* Problem to solve
Find each line with the string "mjug" and report it.

* Collected data
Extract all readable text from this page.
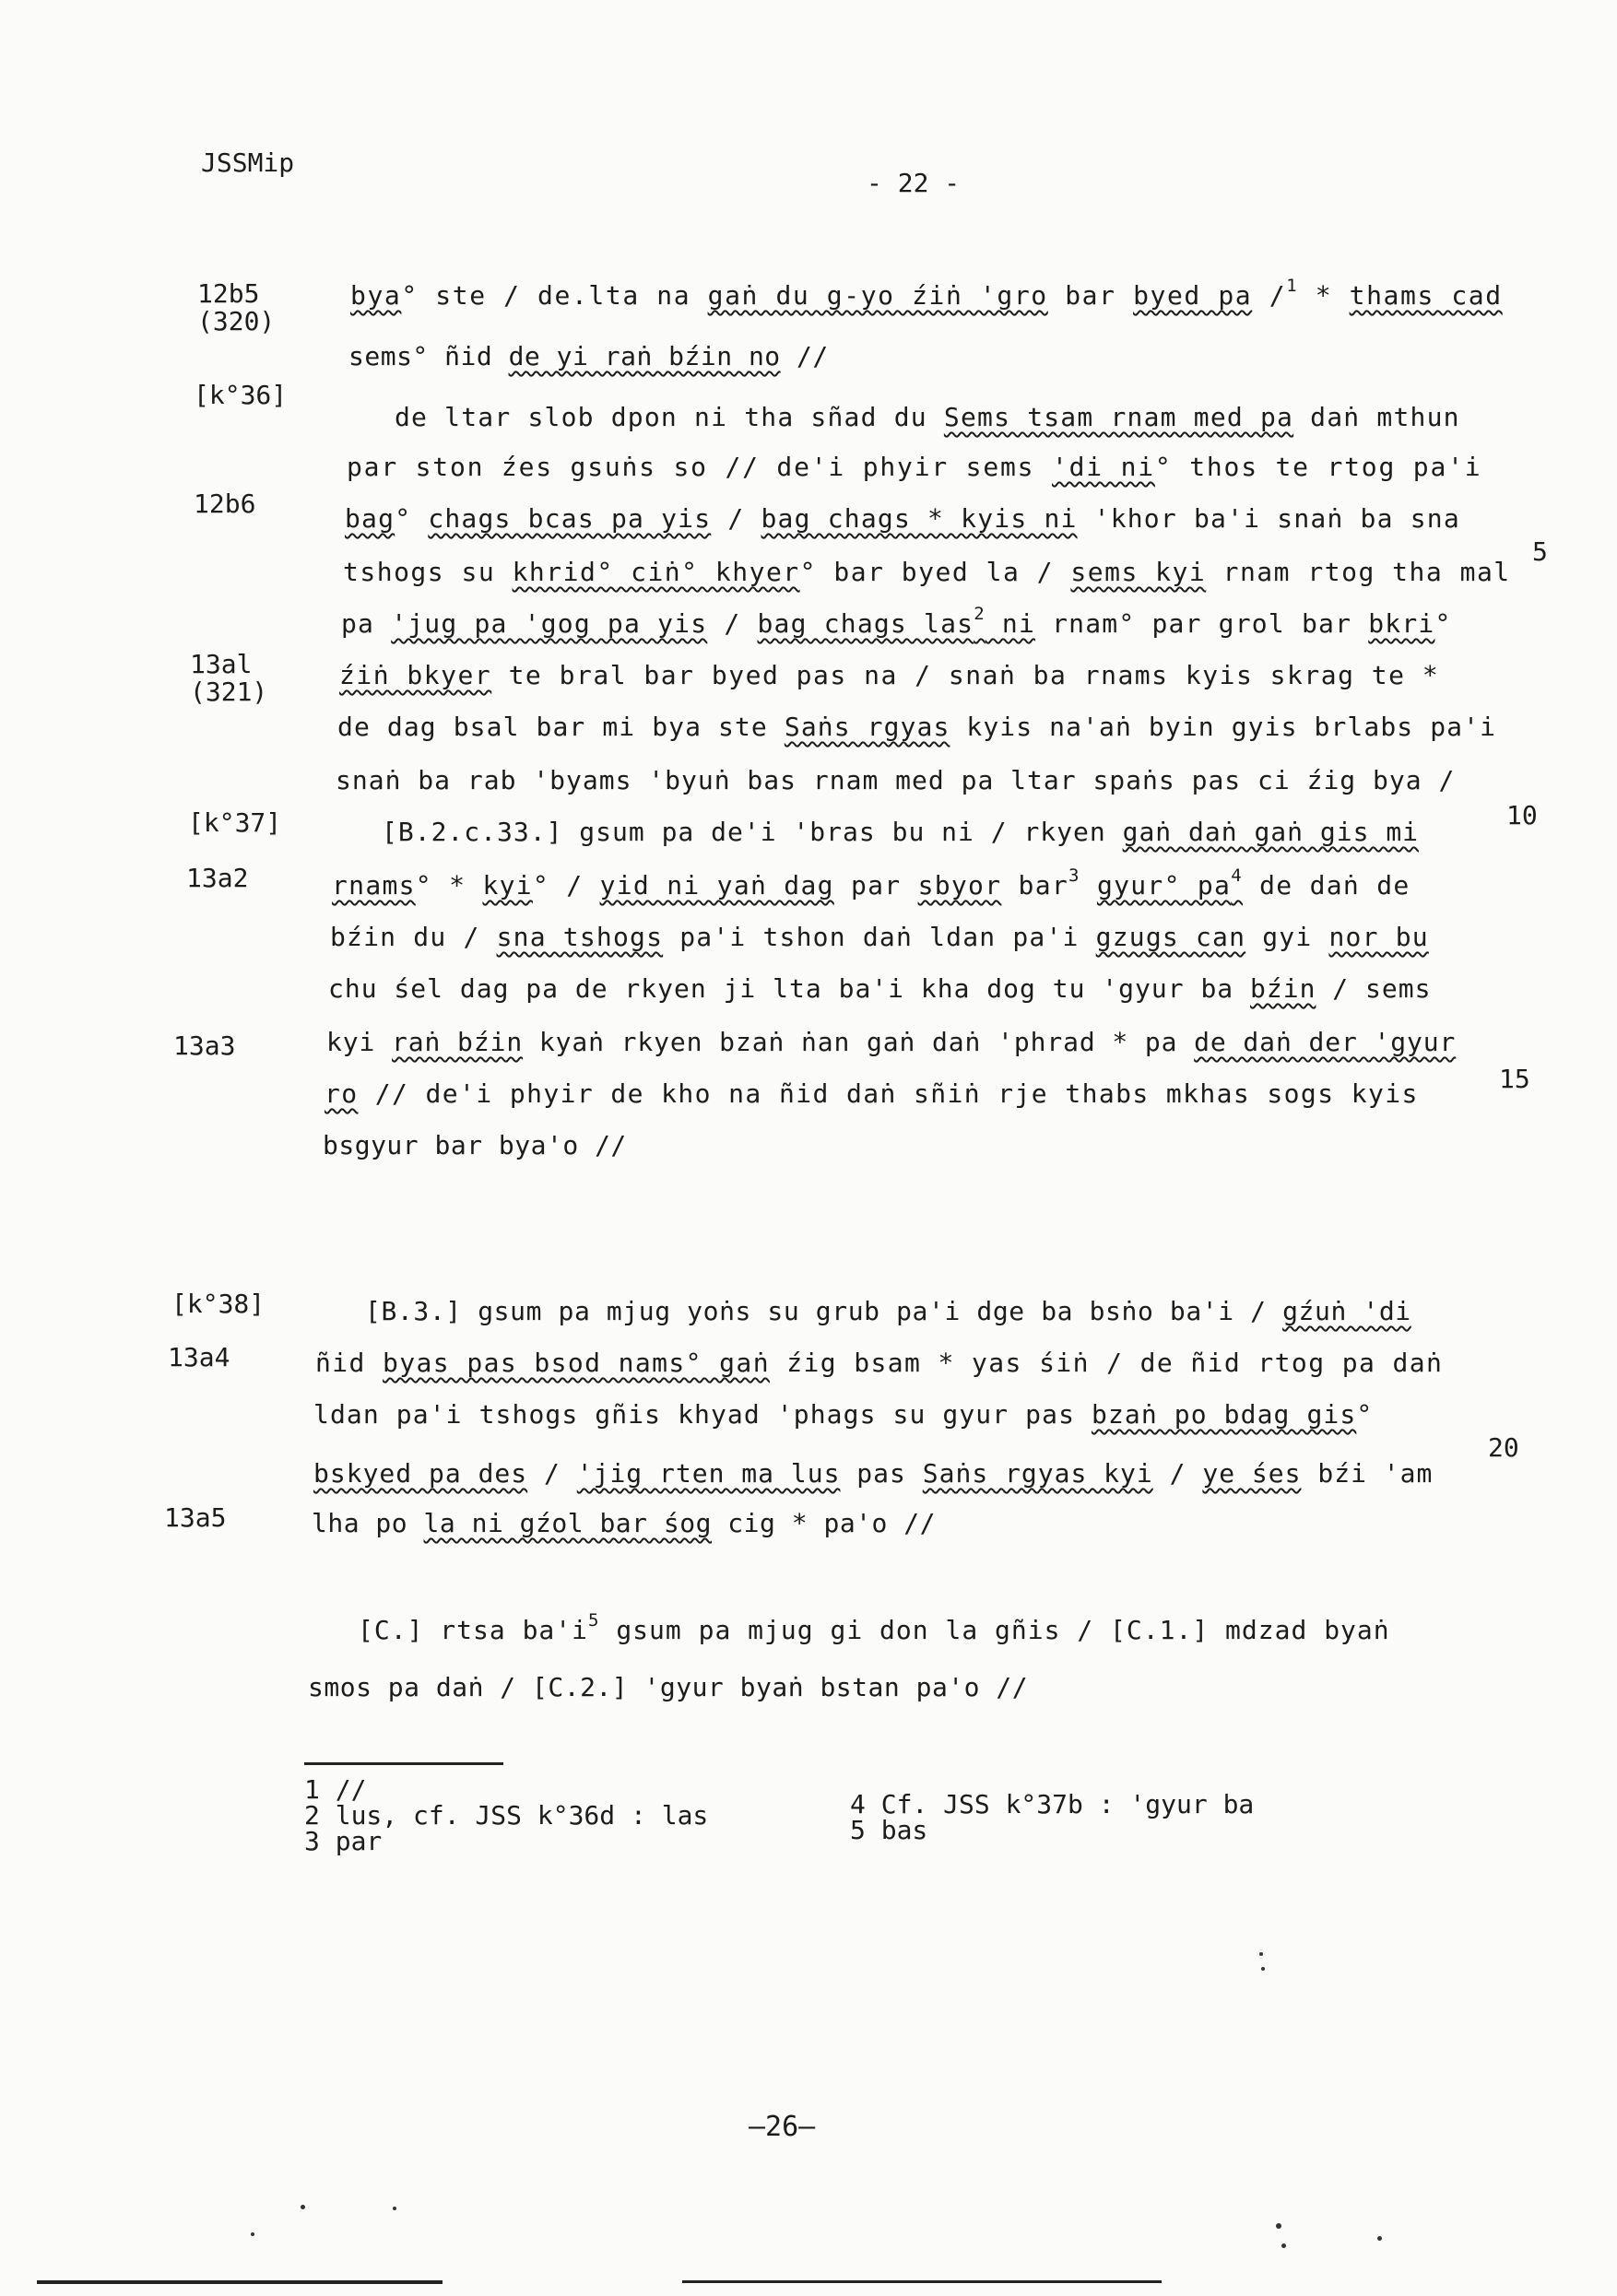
JSSMip
- 22 -
12b5
(320)
[k°36]
12b6
13al
(321)
[k°37]
13a2
13a3
[k°38]
13a4
13a5
bya° ste / de.lta na gaṅ du g-yo źiṅ 'gro bar byed pa /$^1$ * thams cad
sems° ñid de yi raṅ bźin no //
de ltar slob dpon ni tha sñad du Sems tsam rnam med pa daṅ mthun
par ston źes gsuṅs so // de'i phyir sems 'di ni° thos te rtog pa'i
bag° chags bcas pa yis / bag chags * kyis ni 'khor ba'i snaṅ ba sna
tshogs su khrid° ciṅ° khyer° bar byed la / sems kyi rnam rtog tha mal
pa 'jug pa 'gog pa yis / bag chags las$^2$ ni rnam° par grol bar bkri°
źiṅ bkyer te bral bar byed pas na / snaṅ ba rnams kyis skrag te *
de dag bsal bar mi bya ste Saṅs rgyas kyis na'aṅ byin gyis brlabs pa'i
snaṅ ba rab 'byams 'byuṅ bas rnam med pa ltar spaṅs pas ci źig bya /
[B.2.c.33.] gsum pa de'i 'bras bu ni / rkyen gaṅ daṅ gaṅ gis mi
rnams° * kyi° / yid ni yaṅ dag par sbyor bar$^3$ gyur° $pa^4$ de daṅ de
bźin du / sna tshogs pa'i tshon daṅ ldan pa'i gzugs can gyi nor bu
chu śel dag pa de rkyen ji lta ba'i kha dog tu 'gyur ba bźin / sems
kyi raṅ bźin kyaṅ rkyen bzaṅ ṅan gaṅ daṅ 'phrad * pa de daṅ der 'gyur
ro // de'i phyir de kho na ñid daṅ sñiṅ rje thabs mkhas sogs kyis
bsgyur bar bya'o //
[B.3.] gsum pa mjug yoṅs su grub pa'i dge ba bsṅo ba'i / gźuṅ 'di
ñid byas pas bsod nams° gaṅ źig bsam * yas śiṅ / de ñid rtog pa daṅ
ldan pa'i tshogs gñis khyad 'phags su gyur pas bzaṅ po bdag gis°
bskyed pa des / 'jig rten ma lus pas Saṅs rgyas kyi / ye śes bźi 'am
lha po la ni gźol bar śog cig * pa'o //
[C.] rtsa $ba'i^5$ gsum pa mjug gi don la gñis / [C.1.] mdzad byaṅ
smos pa daṅ / [C.2.] 'gyur byaṅ bstan pa'o //
5
10
15
20
1 //
2 lus, cf. JSS k°36d : las
3 par
4 Cf. JSS k°37b : 'gyur ba
5 bas
—26—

* Answer to this task
[B.3.] gsum pa mjug yoṅs su grub pa'i dge ba bsṅo ba'i / gźuṅ 'di
[C.] rtsa $ba'i^5$ gsum pa mjug gi don la gñis / [C.1.] mdzad byaṅ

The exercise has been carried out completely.